# Work to be completed
Identify the lines in the data below that contain "with" and give only how many there are.

# Given data
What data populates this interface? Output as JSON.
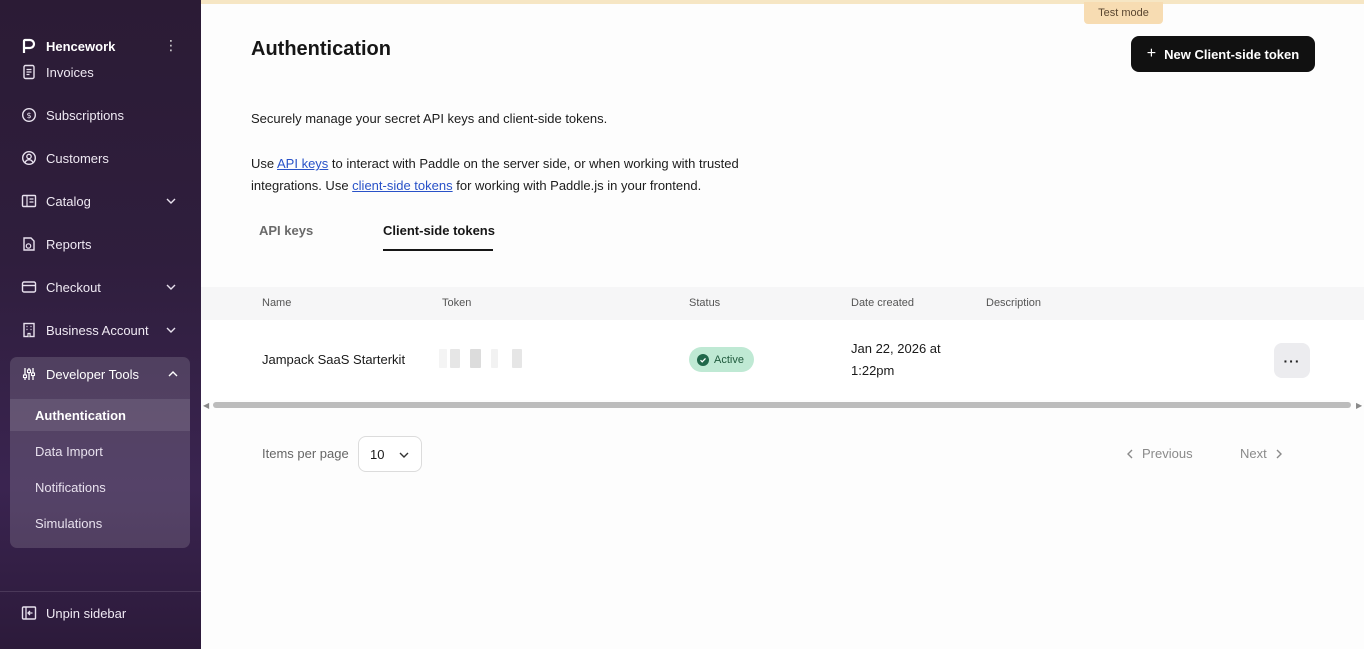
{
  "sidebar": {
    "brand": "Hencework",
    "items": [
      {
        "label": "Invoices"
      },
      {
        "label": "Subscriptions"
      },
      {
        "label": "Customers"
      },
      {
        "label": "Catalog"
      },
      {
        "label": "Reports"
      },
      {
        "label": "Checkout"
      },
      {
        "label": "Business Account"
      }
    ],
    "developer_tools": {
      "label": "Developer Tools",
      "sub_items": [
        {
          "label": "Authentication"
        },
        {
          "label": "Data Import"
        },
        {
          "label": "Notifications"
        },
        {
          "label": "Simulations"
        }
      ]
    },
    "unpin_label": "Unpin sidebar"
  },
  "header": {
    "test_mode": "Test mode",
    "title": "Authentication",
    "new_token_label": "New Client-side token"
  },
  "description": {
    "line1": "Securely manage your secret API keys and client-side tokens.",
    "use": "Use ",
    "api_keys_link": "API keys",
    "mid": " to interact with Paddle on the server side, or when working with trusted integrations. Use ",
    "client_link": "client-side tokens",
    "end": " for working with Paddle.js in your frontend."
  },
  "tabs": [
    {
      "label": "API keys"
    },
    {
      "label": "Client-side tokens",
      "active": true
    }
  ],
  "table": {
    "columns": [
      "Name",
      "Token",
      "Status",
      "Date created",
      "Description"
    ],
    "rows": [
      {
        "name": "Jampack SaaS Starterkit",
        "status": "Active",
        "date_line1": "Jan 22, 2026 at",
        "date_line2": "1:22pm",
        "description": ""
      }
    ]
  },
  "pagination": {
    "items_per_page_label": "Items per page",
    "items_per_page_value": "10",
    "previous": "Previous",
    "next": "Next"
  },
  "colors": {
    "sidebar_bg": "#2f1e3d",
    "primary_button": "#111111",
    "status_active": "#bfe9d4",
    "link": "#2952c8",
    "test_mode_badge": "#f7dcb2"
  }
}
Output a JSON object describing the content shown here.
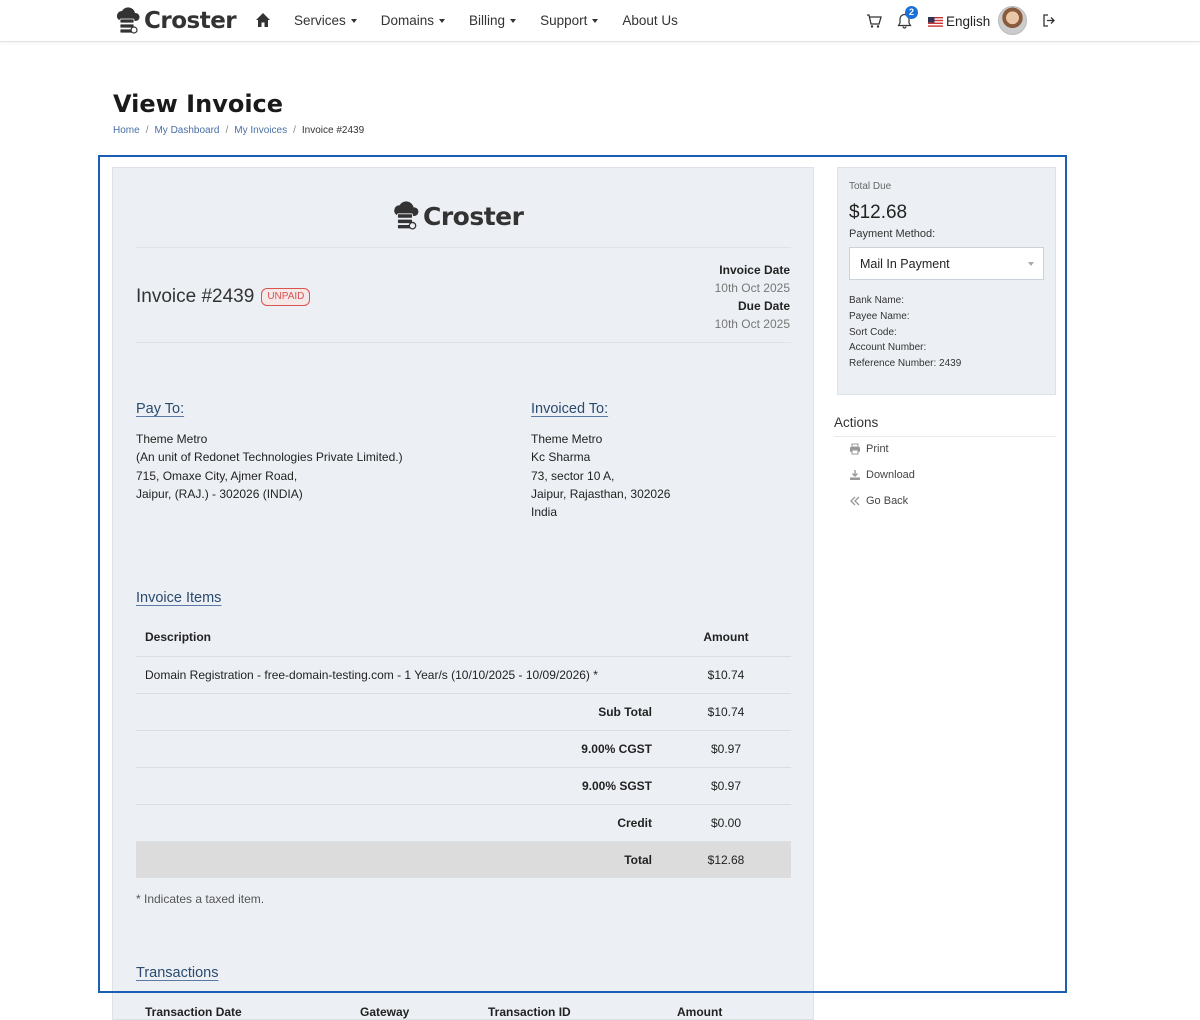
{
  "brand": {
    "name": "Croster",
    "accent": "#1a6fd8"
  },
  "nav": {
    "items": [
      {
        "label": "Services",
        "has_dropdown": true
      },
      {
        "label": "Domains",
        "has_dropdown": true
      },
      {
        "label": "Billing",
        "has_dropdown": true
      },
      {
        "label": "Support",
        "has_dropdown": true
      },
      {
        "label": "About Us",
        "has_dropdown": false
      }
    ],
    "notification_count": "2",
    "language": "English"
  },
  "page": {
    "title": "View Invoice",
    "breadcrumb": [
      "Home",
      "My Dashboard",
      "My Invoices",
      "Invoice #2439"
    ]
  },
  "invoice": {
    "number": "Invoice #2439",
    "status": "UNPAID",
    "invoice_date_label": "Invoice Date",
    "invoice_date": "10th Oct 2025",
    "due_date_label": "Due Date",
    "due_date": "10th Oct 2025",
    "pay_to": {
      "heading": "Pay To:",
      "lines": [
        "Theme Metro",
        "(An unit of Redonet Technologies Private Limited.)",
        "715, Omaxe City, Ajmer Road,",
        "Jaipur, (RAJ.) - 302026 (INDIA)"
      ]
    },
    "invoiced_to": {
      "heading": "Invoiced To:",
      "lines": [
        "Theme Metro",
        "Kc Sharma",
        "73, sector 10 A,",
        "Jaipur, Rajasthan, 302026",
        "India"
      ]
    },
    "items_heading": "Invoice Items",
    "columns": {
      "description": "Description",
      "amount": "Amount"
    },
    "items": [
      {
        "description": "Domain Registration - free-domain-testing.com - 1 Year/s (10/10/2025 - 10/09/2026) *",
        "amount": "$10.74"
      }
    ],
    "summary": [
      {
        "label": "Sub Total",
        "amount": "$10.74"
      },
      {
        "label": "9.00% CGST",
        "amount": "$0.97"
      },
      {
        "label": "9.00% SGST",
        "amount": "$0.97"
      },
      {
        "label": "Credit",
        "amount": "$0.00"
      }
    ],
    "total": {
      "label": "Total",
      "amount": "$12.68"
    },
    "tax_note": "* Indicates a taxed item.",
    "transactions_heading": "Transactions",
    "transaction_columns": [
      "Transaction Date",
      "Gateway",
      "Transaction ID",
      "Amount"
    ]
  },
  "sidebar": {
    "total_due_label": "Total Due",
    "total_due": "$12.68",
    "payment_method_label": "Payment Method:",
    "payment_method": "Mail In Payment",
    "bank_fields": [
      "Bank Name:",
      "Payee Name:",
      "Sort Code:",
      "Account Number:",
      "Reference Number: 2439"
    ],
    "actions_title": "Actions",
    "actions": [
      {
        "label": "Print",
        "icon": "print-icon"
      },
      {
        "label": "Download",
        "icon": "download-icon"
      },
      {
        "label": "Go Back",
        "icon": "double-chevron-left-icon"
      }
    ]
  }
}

==

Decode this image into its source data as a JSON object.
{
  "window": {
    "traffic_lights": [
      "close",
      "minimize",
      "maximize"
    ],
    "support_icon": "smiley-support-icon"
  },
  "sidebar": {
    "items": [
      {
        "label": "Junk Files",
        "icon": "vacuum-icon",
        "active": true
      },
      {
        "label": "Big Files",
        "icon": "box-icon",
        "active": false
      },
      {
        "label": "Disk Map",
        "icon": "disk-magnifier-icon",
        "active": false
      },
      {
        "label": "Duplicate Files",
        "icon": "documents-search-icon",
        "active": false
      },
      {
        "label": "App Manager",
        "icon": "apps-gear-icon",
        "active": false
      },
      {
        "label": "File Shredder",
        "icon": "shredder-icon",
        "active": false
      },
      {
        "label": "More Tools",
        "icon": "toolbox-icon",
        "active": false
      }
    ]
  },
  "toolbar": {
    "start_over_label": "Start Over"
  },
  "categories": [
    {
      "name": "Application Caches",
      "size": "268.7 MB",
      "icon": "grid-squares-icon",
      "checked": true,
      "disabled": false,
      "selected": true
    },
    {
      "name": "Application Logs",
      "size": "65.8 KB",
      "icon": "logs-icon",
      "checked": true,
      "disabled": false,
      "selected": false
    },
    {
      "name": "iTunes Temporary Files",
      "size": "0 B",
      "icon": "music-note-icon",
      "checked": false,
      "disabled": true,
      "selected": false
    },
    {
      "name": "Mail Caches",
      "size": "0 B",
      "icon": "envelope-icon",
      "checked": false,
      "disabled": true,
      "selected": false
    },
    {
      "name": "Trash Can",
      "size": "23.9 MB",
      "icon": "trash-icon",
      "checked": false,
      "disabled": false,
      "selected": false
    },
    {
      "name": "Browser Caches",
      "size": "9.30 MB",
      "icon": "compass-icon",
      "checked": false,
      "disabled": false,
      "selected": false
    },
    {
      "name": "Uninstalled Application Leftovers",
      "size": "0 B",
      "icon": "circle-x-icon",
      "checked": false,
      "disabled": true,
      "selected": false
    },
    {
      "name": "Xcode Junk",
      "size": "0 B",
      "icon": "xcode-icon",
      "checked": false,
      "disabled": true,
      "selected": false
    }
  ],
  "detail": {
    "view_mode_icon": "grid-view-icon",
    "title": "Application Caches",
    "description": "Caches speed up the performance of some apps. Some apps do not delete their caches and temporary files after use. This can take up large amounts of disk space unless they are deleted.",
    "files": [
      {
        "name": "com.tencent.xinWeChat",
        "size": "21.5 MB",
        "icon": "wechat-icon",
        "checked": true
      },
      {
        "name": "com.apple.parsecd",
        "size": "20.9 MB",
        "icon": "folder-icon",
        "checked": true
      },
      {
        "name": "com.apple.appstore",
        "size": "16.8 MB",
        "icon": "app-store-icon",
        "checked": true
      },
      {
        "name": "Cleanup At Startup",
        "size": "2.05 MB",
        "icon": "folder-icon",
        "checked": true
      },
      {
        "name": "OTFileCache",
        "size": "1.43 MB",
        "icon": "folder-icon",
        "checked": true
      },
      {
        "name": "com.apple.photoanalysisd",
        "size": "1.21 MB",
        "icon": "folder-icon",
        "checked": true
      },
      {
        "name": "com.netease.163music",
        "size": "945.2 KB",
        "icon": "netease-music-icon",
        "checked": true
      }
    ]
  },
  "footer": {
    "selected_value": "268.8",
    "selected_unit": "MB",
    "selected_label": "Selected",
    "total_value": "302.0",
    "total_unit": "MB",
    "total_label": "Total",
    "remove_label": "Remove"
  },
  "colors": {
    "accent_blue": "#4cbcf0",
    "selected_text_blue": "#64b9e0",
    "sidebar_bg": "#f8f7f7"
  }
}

# In response
2